Take every line from the listing below that includes "Dropshipping" and copy it.
— start —
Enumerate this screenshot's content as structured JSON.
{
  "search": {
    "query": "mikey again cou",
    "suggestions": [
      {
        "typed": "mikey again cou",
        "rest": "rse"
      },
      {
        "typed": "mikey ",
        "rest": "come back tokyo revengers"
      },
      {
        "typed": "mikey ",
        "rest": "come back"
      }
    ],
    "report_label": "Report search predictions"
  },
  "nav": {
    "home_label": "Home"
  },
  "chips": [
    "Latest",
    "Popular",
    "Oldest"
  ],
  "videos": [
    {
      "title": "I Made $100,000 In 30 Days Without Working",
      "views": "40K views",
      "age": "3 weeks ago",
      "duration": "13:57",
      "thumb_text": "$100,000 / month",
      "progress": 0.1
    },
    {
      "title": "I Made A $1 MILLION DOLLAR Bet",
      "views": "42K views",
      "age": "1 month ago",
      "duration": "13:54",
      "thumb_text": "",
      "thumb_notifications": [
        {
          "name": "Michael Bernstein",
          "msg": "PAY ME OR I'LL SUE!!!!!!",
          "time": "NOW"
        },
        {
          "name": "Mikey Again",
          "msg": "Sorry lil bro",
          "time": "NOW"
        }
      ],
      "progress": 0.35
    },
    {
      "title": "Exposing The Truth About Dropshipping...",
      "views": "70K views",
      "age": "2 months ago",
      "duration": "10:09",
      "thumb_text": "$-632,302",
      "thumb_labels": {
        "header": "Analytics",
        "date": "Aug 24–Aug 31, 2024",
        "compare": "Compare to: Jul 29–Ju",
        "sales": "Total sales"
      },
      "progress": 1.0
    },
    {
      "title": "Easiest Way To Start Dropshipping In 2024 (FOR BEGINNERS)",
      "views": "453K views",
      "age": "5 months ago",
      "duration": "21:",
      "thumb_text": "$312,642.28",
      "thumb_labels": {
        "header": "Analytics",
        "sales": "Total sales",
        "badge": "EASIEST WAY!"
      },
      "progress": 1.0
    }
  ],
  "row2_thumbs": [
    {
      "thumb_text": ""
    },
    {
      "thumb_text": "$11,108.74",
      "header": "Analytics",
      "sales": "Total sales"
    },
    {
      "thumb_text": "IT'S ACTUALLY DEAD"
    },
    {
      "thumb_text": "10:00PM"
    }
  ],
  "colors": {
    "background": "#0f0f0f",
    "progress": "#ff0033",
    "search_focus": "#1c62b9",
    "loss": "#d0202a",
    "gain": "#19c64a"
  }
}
— end —
• THE ANSWER
      "title": "Exposing The Truth About Dropshipping...",
      "title": "Easiest Way To Start Dropshipping In 2024 (FOR BEGINNERS)",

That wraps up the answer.